- _Data supplied_:
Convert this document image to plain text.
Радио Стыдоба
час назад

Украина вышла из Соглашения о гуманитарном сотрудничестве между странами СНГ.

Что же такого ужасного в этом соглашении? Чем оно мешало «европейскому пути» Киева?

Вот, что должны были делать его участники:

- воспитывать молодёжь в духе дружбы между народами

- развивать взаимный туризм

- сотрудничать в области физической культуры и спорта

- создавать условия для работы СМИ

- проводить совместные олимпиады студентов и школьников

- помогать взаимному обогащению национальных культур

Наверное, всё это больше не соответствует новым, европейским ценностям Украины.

- _Required work_:
Write out the whole listing again. Match it word for word.

- _Response to this task_:
Convert this document image to plain text.
Радио Стыдоба
час назад

Украина вышла из Соглашения о гуманитарном сотрудничестве между странами СНГ.

Что же такого ужасного в этом соглашении? Чем оно мешало «европейскому пути» Киева?

Вот, что должны были делать его участники:

- воспитывать молодёжь в духе дружбы между народами

- развивать взаимный туризм

- сотрудничать в области физической культуры и спорта

- создавать условия для работы СМИ

- проводить совместные олимпиады студентов и школьников

- помогать взаимному обогащению национальных культур

Наверное, всё это больше не соответствует новым, европейским ценностям Украины.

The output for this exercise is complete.